Dataset entries
☆ ☆ ☆ ☆

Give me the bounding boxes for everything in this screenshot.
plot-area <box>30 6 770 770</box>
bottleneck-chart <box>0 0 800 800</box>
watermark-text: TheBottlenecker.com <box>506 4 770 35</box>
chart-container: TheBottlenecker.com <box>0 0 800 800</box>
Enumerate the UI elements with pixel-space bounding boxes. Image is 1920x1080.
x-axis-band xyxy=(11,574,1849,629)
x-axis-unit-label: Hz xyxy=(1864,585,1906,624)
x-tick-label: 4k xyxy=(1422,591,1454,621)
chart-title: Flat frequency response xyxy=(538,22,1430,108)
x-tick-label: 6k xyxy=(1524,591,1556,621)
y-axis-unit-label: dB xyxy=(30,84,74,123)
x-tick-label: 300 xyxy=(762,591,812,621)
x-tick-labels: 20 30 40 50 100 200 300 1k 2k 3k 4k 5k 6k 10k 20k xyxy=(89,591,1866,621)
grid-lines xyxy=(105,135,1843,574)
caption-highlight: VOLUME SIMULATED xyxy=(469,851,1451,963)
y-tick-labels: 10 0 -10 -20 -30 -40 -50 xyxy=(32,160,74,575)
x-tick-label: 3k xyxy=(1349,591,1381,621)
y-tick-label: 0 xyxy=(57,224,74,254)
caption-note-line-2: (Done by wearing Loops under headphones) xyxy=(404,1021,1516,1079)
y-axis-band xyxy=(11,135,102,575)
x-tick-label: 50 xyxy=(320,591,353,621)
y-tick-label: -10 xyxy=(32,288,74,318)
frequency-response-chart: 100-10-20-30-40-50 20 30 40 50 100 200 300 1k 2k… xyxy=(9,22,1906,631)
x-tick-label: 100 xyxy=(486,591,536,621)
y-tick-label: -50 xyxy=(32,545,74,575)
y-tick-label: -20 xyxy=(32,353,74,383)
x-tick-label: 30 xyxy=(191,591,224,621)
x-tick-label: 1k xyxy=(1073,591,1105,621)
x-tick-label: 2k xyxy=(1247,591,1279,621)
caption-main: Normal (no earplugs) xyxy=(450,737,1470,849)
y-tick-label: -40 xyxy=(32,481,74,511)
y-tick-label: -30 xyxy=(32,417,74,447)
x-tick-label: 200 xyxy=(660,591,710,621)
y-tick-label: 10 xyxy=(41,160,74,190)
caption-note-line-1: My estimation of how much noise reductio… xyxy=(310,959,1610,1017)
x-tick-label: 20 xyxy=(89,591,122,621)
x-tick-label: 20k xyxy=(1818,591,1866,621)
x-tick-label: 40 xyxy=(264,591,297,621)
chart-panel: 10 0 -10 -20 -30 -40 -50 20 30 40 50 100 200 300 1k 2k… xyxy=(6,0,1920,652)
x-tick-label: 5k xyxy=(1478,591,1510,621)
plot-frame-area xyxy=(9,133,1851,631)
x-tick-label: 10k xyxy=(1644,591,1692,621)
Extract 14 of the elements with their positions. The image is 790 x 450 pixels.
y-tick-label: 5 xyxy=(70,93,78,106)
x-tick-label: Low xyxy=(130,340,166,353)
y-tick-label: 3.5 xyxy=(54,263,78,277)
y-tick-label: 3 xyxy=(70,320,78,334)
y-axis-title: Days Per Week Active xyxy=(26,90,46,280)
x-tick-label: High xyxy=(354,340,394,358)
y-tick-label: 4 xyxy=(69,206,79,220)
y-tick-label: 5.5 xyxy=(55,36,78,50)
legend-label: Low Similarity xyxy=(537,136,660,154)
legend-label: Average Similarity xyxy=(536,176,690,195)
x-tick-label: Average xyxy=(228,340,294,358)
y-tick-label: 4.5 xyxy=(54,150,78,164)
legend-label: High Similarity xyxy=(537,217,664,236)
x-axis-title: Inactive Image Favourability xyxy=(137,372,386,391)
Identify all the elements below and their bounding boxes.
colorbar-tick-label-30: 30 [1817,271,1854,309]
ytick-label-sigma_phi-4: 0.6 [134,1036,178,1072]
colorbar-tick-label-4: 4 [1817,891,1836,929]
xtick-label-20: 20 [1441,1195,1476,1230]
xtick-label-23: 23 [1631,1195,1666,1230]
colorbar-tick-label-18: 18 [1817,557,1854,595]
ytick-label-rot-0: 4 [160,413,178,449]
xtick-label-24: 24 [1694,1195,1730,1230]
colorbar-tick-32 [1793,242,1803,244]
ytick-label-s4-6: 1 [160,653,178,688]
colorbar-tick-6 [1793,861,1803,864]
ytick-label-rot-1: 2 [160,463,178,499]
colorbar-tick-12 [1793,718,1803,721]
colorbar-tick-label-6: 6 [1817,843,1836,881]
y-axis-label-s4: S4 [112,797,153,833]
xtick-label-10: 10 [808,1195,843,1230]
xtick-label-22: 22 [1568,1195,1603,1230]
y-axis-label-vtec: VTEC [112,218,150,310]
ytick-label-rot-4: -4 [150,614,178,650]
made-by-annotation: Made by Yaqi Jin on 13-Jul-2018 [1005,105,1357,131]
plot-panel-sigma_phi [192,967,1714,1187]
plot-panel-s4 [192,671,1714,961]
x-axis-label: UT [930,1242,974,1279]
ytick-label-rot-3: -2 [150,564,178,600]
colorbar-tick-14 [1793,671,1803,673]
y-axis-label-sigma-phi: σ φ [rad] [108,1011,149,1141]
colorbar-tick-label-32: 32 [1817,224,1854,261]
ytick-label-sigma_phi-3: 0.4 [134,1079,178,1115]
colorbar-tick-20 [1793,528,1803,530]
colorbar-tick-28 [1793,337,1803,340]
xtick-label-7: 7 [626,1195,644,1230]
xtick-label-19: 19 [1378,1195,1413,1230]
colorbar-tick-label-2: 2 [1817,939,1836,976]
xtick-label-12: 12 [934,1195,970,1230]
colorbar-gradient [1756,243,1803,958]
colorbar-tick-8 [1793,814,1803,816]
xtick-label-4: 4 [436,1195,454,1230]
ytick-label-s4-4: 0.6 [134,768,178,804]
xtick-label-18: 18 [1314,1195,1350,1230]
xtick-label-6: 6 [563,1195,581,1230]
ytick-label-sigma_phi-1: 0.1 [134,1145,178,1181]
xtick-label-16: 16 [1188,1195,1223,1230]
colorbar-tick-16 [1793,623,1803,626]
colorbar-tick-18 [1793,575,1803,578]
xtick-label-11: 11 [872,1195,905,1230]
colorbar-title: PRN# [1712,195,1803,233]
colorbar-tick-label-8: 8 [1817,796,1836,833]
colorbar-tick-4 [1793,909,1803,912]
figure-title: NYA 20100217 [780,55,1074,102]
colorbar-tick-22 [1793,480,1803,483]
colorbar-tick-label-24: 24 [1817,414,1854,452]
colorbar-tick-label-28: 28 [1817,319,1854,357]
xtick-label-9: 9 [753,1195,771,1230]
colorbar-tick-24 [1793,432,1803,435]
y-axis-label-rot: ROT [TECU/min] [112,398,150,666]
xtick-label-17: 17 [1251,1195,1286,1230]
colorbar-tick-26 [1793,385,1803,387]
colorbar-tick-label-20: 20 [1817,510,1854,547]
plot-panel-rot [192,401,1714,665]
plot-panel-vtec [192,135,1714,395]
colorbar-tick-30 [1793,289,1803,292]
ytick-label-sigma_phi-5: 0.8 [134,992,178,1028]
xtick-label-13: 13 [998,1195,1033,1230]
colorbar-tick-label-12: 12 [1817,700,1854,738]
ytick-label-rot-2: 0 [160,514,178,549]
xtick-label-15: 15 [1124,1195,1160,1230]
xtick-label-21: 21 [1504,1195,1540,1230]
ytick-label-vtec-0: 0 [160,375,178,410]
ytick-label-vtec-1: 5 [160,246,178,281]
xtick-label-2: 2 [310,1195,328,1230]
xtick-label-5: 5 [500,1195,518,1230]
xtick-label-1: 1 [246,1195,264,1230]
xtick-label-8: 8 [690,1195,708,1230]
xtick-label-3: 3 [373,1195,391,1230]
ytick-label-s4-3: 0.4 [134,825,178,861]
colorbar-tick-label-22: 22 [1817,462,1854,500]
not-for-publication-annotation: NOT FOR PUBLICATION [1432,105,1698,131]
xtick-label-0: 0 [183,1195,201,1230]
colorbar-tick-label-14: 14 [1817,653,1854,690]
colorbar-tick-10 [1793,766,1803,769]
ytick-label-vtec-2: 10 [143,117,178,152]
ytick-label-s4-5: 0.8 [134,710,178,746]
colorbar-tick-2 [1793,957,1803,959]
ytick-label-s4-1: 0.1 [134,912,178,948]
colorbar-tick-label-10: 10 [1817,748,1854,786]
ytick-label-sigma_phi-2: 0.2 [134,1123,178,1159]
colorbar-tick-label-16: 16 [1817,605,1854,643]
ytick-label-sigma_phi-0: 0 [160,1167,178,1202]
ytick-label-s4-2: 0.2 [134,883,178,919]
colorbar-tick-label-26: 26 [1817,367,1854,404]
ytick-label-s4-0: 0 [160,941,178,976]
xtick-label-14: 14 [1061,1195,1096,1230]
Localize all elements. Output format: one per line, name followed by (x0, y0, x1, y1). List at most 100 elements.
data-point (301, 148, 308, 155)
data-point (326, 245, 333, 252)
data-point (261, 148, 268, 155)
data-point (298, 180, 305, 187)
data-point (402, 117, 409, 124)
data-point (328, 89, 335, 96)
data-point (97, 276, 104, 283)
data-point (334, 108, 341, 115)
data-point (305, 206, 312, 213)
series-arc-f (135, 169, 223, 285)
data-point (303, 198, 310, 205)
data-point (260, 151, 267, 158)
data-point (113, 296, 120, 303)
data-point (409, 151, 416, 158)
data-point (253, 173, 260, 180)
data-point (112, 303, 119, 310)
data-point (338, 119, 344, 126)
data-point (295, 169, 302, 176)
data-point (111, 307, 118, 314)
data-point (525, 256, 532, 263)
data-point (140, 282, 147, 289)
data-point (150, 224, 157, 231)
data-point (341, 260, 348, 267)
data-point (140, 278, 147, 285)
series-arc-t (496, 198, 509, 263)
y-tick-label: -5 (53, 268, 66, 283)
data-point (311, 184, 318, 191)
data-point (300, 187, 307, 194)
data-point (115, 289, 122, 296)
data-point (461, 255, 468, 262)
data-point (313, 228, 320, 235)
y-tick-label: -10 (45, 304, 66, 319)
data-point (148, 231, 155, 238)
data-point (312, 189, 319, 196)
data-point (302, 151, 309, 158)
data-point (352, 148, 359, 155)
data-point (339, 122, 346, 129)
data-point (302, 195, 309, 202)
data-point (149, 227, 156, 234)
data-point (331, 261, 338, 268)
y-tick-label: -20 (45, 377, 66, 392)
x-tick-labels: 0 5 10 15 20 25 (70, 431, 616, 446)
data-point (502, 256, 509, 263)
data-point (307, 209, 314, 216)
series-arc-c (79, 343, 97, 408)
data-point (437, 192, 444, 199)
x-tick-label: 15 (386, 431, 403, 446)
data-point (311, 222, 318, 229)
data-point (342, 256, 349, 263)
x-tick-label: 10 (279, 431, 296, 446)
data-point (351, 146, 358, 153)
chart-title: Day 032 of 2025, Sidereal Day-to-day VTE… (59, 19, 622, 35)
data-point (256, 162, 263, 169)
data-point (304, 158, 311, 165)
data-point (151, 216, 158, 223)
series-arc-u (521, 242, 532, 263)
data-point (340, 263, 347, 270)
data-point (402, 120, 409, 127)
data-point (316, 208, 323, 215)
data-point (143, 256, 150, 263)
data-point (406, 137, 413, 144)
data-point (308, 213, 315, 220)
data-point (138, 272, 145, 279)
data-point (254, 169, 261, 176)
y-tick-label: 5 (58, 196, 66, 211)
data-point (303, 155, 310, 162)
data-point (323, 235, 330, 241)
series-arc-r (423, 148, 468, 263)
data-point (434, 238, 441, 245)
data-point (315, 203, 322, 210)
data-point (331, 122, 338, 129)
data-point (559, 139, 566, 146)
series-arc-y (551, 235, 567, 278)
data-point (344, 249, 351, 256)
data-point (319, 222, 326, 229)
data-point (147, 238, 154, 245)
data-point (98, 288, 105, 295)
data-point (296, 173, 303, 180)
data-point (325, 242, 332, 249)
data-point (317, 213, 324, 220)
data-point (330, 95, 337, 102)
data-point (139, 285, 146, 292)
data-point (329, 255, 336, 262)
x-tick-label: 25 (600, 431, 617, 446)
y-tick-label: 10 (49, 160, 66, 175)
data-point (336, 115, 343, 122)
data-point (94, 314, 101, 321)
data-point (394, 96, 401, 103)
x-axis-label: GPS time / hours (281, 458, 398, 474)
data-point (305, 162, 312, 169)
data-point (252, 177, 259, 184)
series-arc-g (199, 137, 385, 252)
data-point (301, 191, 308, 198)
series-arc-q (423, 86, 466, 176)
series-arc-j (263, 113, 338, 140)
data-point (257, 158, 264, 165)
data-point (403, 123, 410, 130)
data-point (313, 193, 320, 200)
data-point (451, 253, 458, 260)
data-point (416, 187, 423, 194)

☆ ☆ ☆ ☆

- _Short problem_
Starting at the top of the material and going through the line with "chart-container: TheBottlenecker.com <box>0", write those lines out again with "bottleneck-graph" substituted for "bottleneck-chart" and nothing else changed.

- _Written response_
Give me the bounding boxes for everything in this screenshot.
plot-area <box>30 6 770 770</box>
bottleneck-graph <box>0 0 800 800</box>
watermark-text: TheBottlenecker.com <box>506 4 770 35</box>
chart-container: TheBottlenecker.com <box>0 0 800 800</box>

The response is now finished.